Stored items:
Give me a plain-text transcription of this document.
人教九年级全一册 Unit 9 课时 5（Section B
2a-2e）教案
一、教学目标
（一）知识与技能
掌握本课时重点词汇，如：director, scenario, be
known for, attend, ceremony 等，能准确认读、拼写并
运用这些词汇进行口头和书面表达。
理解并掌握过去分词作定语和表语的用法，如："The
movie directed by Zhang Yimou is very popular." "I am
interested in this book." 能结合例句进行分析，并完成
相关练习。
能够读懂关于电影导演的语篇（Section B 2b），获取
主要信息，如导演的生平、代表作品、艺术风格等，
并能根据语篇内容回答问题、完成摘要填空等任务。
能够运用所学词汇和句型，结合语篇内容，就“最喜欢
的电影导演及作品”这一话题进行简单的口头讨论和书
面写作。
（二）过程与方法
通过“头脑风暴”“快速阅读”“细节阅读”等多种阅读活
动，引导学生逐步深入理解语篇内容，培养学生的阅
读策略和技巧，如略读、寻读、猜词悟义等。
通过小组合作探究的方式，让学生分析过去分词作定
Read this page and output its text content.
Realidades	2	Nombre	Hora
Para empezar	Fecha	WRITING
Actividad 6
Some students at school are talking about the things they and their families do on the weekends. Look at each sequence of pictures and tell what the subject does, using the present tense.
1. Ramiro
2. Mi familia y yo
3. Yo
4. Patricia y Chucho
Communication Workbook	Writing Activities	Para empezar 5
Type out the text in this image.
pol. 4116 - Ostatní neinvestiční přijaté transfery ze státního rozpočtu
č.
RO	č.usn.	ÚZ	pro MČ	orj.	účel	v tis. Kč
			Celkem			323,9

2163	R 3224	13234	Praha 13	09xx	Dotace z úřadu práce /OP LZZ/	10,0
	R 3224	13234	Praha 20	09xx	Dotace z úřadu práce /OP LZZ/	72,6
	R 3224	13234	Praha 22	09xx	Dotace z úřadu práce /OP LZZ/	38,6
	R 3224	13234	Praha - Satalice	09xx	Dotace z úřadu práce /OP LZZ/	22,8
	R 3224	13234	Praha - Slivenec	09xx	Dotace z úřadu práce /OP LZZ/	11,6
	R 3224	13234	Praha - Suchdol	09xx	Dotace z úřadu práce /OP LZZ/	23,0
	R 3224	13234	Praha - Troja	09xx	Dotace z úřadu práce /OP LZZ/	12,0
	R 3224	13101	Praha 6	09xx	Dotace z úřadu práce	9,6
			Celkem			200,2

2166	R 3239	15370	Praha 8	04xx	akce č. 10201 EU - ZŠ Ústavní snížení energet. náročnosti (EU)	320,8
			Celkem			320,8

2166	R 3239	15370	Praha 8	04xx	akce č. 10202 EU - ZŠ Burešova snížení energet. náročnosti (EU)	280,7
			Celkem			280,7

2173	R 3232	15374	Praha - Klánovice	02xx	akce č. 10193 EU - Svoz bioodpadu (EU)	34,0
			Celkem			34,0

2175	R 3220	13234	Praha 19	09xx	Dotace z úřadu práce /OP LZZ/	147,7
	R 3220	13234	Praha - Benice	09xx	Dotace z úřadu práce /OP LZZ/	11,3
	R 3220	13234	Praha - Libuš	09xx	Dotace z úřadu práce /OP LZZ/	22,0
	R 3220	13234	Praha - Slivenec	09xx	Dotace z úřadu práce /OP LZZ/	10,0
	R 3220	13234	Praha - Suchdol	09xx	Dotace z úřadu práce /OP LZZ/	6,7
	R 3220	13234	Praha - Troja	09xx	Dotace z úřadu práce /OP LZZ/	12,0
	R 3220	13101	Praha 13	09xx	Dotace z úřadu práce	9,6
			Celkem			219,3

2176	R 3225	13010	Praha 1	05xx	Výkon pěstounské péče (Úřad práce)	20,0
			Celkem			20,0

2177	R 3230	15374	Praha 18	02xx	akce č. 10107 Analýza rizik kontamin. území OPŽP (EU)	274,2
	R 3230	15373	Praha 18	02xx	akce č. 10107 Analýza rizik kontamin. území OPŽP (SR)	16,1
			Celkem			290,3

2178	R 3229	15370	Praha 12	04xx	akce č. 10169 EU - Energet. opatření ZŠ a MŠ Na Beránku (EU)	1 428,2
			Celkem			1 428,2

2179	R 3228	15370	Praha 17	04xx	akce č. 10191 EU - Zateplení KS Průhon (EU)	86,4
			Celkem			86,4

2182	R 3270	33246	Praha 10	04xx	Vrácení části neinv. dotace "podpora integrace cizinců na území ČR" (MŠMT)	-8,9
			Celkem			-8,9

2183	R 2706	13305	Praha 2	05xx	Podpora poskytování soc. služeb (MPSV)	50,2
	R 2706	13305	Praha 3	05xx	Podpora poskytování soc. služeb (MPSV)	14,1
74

### Exercise details
Go through the listing above and return every line where the word "poskytování" occurs.

### The answer
2183	R 2706	13305	Praha 2	05xx	Podpora poskytování soc. služeb (MPSV)	50,2
	R 2706	13305	Praha 3	05xx	Podpora poskytování soc. služeb (MPSV)	14,1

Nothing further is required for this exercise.